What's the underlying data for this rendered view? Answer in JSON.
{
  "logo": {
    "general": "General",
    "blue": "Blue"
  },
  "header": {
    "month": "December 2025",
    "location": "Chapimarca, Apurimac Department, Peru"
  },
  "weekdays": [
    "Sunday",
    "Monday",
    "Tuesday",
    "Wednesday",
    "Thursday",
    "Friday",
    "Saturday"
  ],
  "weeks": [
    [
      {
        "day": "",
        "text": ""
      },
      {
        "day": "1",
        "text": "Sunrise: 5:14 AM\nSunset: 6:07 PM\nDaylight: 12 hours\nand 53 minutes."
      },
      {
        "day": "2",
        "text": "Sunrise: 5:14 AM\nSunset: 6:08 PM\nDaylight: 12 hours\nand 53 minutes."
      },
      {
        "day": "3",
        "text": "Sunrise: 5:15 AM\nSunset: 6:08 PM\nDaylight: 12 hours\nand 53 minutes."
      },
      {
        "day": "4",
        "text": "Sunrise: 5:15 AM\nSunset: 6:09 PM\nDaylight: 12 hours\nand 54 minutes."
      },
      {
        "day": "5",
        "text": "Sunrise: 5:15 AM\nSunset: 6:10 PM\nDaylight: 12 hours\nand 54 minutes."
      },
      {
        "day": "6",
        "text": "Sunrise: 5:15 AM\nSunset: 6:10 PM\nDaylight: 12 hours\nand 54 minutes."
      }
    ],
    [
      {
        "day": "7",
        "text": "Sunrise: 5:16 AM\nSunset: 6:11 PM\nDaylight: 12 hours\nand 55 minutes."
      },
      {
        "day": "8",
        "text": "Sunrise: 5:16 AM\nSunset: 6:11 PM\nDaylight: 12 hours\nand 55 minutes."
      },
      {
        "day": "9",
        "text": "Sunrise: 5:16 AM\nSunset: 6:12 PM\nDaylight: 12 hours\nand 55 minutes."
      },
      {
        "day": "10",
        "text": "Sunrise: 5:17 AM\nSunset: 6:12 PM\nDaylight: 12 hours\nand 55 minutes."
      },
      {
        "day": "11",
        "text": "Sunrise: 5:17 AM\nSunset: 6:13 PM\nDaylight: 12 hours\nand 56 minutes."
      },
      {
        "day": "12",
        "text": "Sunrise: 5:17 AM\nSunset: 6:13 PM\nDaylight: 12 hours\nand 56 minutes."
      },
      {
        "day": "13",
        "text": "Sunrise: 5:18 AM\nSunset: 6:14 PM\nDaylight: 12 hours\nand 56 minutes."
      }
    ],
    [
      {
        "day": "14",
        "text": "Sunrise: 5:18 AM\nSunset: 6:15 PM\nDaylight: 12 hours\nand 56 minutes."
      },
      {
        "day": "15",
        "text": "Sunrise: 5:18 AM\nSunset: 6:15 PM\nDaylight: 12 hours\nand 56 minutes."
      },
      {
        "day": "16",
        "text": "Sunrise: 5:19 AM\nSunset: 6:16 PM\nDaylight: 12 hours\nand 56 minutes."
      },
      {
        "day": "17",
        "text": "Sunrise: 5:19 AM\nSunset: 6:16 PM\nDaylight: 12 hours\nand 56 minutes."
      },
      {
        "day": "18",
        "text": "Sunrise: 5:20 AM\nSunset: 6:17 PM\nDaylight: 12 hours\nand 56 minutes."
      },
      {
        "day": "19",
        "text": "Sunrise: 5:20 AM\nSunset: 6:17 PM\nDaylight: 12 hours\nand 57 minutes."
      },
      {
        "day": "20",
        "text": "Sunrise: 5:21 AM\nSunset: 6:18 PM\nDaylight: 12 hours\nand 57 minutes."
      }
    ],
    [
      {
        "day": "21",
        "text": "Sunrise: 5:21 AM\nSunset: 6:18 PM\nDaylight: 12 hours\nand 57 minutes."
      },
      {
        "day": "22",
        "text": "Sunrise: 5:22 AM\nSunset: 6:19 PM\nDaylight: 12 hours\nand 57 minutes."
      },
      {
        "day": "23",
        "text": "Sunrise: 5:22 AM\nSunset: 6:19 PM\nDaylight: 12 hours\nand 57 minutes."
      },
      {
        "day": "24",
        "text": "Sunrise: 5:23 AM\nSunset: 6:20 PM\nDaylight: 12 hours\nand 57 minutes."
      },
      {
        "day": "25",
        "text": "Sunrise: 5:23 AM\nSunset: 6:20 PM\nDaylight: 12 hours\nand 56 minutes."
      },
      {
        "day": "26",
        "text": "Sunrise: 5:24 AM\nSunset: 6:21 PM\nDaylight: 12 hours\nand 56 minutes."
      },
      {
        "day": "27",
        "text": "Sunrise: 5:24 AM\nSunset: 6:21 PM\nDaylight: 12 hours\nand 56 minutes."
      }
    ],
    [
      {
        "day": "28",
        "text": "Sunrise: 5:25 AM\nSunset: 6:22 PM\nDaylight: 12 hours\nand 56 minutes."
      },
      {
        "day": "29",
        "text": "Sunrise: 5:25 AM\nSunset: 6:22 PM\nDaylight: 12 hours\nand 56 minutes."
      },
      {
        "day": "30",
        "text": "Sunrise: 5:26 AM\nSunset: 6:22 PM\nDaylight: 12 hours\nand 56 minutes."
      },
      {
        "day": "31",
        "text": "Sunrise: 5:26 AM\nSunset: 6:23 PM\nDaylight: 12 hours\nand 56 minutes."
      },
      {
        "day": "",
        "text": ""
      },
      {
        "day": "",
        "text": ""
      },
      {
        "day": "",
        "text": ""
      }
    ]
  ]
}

● WHAT TO PRODUCE
Output the entries verbatim.

● SOLUTION FOR THIS PROBLEM
What's the underlying data for this rendered view? Answer in JSON.
{
  "logo": {
    "general": "General",
    "blue": "Blue"
  },
  "header": {
    "month": "December 2025",
    "location": "Chapimarca, Apurimac Department, Peru"
  },
  "weekdays": [
    "Sunday",
    "Monday",
    "Tuesday",
    "Wednesday",
    "Thursday",
    "Friday",
    "Saturday"
  ],
  "weeks": [
    [
      {
        "day": "",
        "text": ""
      },
      {
        "day": "1",
        "text": "Sunrise: 5:14 AM\nSunset: 6:07 PM\nDaylight: 12 hours\nand 53 minutes."
      },
      {
        "day": "2",
        "text": "Sunrise: 5:14 AM\nSunset: 6:08 PM\nDaylight: 12 hours\nand 53 minutes."
      },
      {
        "day": "3",
        "text": "Sunrise: 5:15 AM\nSunset: 6:08 PM\nDaylight: 12 hours\nand 53 minutes."
      },
      {
        "day": "4",
        "text": "Sunrise: 5:15 AM\nSunset: 6:09 PM\nDaylight: 12 hours\nand 54 minutes."
      },
      {
        "day": "5",
        "text": "Sunrise: 5:15 AM\nSunset: 6:10 PM\nDaylight: 12 hours\nand 54 minutes."
      },
      {
        "day": "6",
        "text": "Sunrise: 5:15 AM\nSunset: 6:10 PM\nDaylight: 12 hours\nand 54 minutes."
      }
    ],
    [
      {
        "day": "7",
        "text": "Sunrise: 5:16 AM\nSunset: 6:11 PM\nDaylight: 12 hours\nand 55 minutes."
      },
      {
        "day": "8",
        "text": "Sunrise: 5:16 AM\nSunset: 6:11 PM\nDaylight: 12 hours\nand 55 minutes."
      },
      {
        "day": "9",
        "text": "Sunrise: 5:16 AM\nSunset: 6:12 PM\nDaylight: 12 hours\nand 55 minutes."
      },
      {
        "day": "10",
        "text": "Sunrise: 5:17 AM\nSunset: 6:12 PM\nDaylight: 12 hours\nand 55 minutes."
      },
      {
        "day": "11",
        "text": "Sunrise: 5:17 AM\nSunset: 6:13 PM\nDaylight: 12 hours\nand 56 minutes."
      },
      {
        "day": "12",
        "text": "Sunrise: 5:17 AM\nSunset: 6:13 PM\nDaylight: 12 hours\nand 56 minutes."
      },
      {
        "day": "13",
        "text": "Sunrise: 5:18 AM\nSunset: 6:14 PM\nDaylight: 12 hours\nand 56 minutes."
      }
    ],
    [
      {
        "day": "14",
        "text": "Sunrise: 5:18 AM\nSunset: 6:15 PM\nDaylight: 12 hours\nand 56 minutes."
      },
      {
        "day": "15",
        "text": "Sunrise: 5:18 AM\nSunset: 6:15 PM\nDaylight: 12 hours\nand 56 minutes."
      },
      {
        "day": "16",
        "text": "Sunrise: 5:19 AM\nSunset: 6:16 PM\nDaylight: 12 hours\nand 56 minutes."
      },
      {
        "day": "17",
        "text": "Sunrise: 5:19 AM\nSunset: 6:16 PM\nDaylight: 12 hours\nand 56 minutes."
      },
      {
        "day": "18",
        "text": "Sunrise: 5:20 AM\nSunset: 6:17 PM\nDaylight: 12 hours\nand 56 minutes."
      },
      {
        "day": "19",
        "text": "Sunrise: 5:20 AM\nSunset: 6:17 PM\nDaylight: 12 hours\nand 57 minutes."
      },
      {
        "day": "20",
        "text": "Sunrise: 5:21 AM\nSunset: 6:18 PM\nDaylight: 12 hours\nand 57 minutes."
      }
    ],
    [
      {
        "day": "21",
        "text": "Sunrise: 5:21 AM\nSunset: 6:18 PM\nDaylight: 12 hours\nand 57 minutes."
      },
      {
        "day": "22",
        "text": "Sunrise: 5:22 AM\nSunset: 6:19 PM\nDaylight: 12 hours\nand 57 minutes."
      },
      {
        "day": "23",
        "text": "Sunrise: 5:22 AM\nSunset: 6:19 PM\nDaylight: 12 hours\nand 57 minutes."
      },
      {
        "day": "24",
        "text": "Sunrise: 5:23 AM\nSunset: 6:20 PM\nDaylight: 12 hours\nand 57 minutes."
      },
      {
        "day": "25",
        "text": "Sunrise: 5:23 AM\nSunset: 6:20 PM\nDaylight: 12 hours\nand 56 minutes."
      },
      {
        "day": "26",
        "text": "Sunrise: 5:24 AM\nSunset: 6:21 PM\nDaylight: 12 hours\nand 56 minutes."
      },
      {
        "day": "27",
        "text": "Sunrise: 5:24 AM\nSunset: 6:21 PM\nDaylight: 12 hours\nand 56 minutes."
      }
    ],
    [
      {
        "day": "28",
        "text": "Sunrise: 5:25 AM\nSunset: 6:22 PM\nDaylight: 12 hours\nand 56 minutes."
      },
      {
        "day": "29",
        "text": "Sunrise: 5:25 AM\nSunset: 6:22 PM\nDaylight: 12 hours\nand 56 minutes."
      },
      {
        "day": "30",
        "text": "Sunrise: 5:26 AM\nSunset: 6:22 PM\nDaylight: 12 hours\nand 56 minutes."
      },
      {
        "day": "31",
        "text": "Sunrise: 5:26 AM\nSunset: 6:23 PM\nDaylight: 12 hours\nand 56 minutes."
      },
      {
        "day": "",
        "text": ""
      },
      {
        "day": "",
        "text": ""
      },
      {
        "day": "",
        "text": ""
      }
    ]
  ]
}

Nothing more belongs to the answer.